Write out the material exactly, leaving every picture behind.

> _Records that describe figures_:
-----
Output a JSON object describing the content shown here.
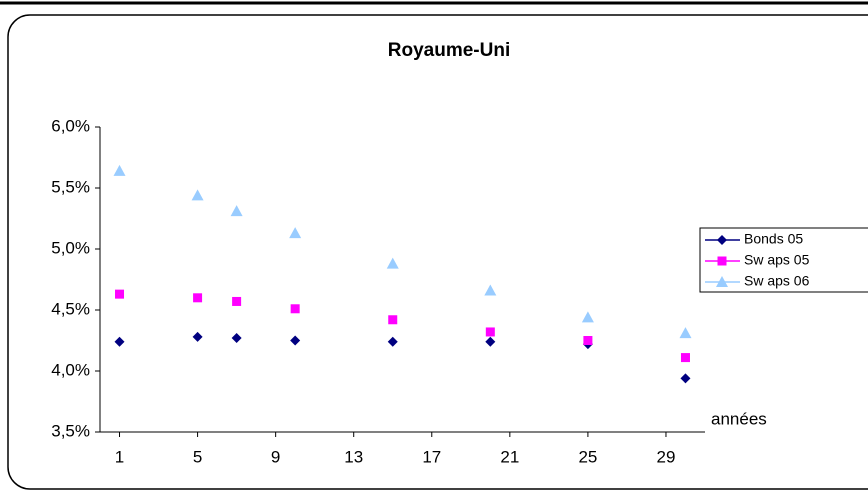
{
  "chart_data": {
    "type": "scatter",
    "title": "Royaume-Uni",
    "x_label": "années",
    "x": [
      1,
      5,
      7,
      10,
      15,
      20,
      25,
      30
    ],
    "series": [
      {
        "name": "Bonds 05",
        "color": "#000080",
        "marker": "diamond",
        "values": [
          4.24,
          4.28,
          4.27,
          4.25,
          4.24,
          4.24,
          4.22,
          3.94
        ]
      },
      {
        "name": "Sw aps 05",
        "color": "#ff00ff",
        "marker": "square",
        "values": [
          4.63,
          4.6,
          4.57,
          4.51,
          4.42,
          4.32,
          4.25,
          4.11
        ]
      },
      {
        "name": "Sw aps 06",
        "color": "#99ccff",
        "marker": "triangle",
        "values": [
          5.64,
          5.44,
          5.31,
          5.13,
          4.88,
          4.66,
          4.44,
          4.31
        ]
      }
    ],
    "xlim": [
      0,
      31
    ],
    "xticks": [
      1,
      5,
      9,
      13,
      17,
      21,
      25,
      29
    ],
    "ylim": [
      3.5,
      6.0
    ],
    "yticks": [
      {
        "value": 3.5,
        "label": "3,5%"
      },
      {
        "value": 4.0,
        "label": "4,0%"
      },
      {
        "value": 4.5,
        "label": "4,5%"
      },
      {
        "value": 5.0,
        "label": "5,0%"
      },
      {
        "value": 5.5,
        "label": "5,5%"
      },
      {
        "value": 6.0,
        "label": "6,0%"
      }
    ],
    "grid": false,
    "legend": "right"
  }
}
-----
> _Solution to the problem_:
Output a JSON object describing the content shown here.
{
  "chart_data": {
    "type": "scatter",
    "title": "Royaume-Uni",
    "x_label": "années",
    "x": [
      1,
      5,
      7,
      10,
      15,
      20,
      25,
      30
    ],
    "series": [
      {
        "name": "Bonds 05",
        "color": "#000080",
        "marker": "diamond",
        "values": [
          4.24,
          4.28,
          4.27,
          4.25,
          4.24,
          4.24,
          4.22,
          3.94
        ]
      },
      {
        "name": "Sw aps 05",
        "color": "#ff00ff",
        "marker": "square",
        "values": [
          4.63,
          4.6,
          4.57,
          4.51,
          4.42,
          4.32,
          4.25,
          4.11
        ]
      },
      {
        "name": "Sw aps 06",
        "color": "#99ccff",
        "marker": "triangle",
        "values": [
          5.64,
          5.44,
          5.31,
          5.13,
          4.88,
          4.66,
          4.44,
          4.31
        ]
      }
    ],
    "xlim": [
      0,
      31
    ],
    "xticks": [
      1,
      5,
      9,
      13,
      17,
      21,
      25,
      29
    ],
    "ylim": [
      3.5,
      6.0
    ],
    "yticks": [
      {
        "value": 3.5,
        "label": "3,5%"
      },
      {
        "value": 4.0,
        "label": "4,0%"
      },
      {
        "value": 4.5,
        "label": "4,5%"
      },
      {
        "value": 5.0,
        "label": "5,0%"
      },
      {
        "value": 5.5,
        "label": "5,5%"
      },
      {
        "value": 6.0,
        "label": "6,0%"
      }
    ],
    "grid": false,
    "legend": "right"
  }
}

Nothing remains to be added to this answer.